■ STATED TASK
Below are some records. Pull every line that contains the word "marker".
:: STORED RECORDS
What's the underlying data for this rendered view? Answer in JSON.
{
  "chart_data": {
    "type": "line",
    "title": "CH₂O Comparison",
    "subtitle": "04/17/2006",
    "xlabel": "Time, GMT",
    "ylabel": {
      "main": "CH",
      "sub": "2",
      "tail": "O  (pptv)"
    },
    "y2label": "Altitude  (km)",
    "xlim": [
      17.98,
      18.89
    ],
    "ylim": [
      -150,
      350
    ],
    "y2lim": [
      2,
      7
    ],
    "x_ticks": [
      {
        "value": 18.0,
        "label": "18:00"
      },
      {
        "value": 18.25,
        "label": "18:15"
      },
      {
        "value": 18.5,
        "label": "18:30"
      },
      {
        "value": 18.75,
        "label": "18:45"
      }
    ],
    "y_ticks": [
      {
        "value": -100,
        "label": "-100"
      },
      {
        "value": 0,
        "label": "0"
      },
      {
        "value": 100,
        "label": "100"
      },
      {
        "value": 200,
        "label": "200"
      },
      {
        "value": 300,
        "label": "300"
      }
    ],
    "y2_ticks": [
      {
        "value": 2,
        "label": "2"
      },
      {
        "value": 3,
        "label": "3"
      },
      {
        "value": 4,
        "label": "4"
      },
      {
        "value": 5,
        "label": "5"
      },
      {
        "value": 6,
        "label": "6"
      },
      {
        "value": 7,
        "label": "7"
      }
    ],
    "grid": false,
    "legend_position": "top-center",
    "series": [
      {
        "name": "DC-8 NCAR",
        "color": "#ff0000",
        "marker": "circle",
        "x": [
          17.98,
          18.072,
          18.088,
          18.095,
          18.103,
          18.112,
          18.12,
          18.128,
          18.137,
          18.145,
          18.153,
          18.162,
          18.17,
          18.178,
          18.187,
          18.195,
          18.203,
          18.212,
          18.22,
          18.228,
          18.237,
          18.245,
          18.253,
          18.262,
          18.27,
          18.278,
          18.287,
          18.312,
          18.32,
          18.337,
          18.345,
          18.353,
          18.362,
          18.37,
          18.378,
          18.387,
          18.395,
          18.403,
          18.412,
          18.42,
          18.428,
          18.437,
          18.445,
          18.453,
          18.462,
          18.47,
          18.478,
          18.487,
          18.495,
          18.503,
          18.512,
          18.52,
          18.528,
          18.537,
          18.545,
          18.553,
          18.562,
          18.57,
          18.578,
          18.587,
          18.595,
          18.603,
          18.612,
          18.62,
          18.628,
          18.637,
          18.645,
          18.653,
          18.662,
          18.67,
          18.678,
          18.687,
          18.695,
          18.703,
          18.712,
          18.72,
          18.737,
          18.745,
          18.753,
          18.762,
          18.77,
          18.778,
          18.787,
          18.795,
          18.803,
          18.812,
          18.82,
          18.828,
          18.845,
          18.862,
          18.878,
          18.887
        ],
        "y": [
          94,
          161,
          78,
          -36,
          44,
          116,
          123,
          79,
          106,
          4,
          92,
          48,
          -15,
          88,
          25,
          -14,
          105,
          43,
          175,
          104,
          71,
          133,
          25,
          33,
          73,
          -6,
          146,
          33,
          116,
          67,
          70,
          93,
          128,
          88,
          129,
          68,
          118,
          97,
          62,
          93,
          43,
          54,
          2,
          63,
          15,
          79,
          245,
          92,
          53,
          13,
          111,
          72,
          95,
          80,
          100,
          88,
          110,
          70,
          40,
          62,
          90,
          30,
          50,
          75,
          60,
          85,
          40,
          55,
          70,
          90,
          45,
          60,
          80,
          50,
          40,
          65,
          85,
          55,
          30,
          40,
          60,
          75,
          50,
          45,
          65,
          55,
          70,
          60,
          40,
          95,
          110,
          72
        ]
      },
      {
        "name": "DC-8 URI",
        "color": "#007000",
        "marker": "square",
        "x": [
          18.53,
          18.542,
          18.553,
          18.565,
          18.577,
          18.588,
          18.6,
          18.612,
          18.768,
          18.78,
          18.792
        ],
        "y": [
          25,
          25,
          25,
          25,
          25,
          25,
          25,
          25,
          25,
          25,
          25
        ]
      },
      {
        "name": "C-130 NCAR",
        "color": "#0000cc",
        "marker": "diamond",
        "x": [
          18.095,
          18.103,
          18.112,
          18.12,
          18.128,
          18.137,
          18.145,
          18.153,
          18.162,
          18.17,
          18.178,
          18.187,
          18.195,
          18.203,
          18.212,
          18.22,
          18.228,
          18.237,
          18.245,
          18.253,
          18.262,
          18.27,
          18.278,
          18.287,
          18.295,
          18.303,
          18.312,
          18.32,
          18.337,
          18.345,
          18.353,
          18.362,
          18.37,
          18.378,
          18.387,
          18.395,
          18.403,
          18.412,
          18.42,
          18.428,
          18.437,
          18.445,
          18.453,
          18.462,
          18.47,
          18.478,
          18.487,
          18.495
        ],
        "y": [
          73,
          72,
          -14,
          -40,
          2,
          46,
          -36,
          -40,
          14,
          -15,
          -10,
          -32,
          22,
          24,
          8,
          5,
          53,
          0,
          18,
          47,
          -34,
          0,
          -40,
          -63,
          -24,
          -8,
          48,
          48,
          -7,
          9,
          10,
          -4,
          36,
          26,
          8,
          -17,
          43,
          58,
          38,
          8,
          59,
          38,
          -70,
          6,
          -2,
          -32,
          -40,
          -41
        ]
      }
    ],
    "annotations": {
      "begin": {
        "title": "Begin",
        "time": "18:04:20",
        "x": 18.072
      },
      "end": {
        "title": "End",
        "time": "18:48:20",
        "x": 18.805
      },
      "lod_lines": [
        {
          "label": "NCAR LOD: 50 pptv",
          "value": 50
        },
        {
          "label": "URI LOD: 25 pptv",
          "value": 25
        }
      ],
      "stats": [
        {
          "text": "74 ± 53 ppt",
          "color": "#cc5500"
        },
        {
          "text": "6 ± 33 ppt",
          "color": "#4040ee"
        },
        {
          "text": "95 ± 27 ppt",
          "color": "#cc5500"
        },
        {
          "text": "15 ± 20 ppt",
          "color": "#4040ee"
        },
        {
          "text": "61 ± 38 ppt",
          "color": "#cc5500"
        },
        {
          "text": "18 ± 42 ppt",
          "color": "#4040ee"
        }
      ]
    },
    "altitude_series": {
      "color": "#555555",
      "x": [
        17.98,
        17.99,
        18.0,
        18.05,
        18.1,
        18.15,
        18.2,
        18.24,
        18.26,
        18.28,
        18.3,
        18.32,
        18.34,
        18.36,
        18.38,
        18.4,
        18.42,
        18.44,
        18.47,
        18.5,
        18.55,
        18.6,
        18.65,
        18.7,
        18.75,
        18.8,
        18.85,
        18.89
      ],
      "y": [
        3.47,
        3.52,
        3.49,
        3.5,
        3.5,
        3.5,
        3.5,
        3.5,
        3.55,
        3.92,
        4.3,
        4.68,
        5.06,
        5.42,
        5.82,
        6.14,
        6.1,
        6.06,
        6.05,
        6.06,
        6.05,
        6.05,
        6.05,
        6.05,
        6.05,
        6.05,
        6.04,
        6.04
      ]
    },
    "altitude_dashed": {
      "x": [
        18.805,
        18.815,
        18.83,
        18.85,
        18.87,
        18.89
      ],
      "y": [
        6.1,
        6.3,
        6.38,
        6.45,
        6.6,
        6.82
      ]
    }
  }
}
::::
■ ANSWER IN FULL
        "marker": "circle",
        "marker": "square",
        "marker": "diamond",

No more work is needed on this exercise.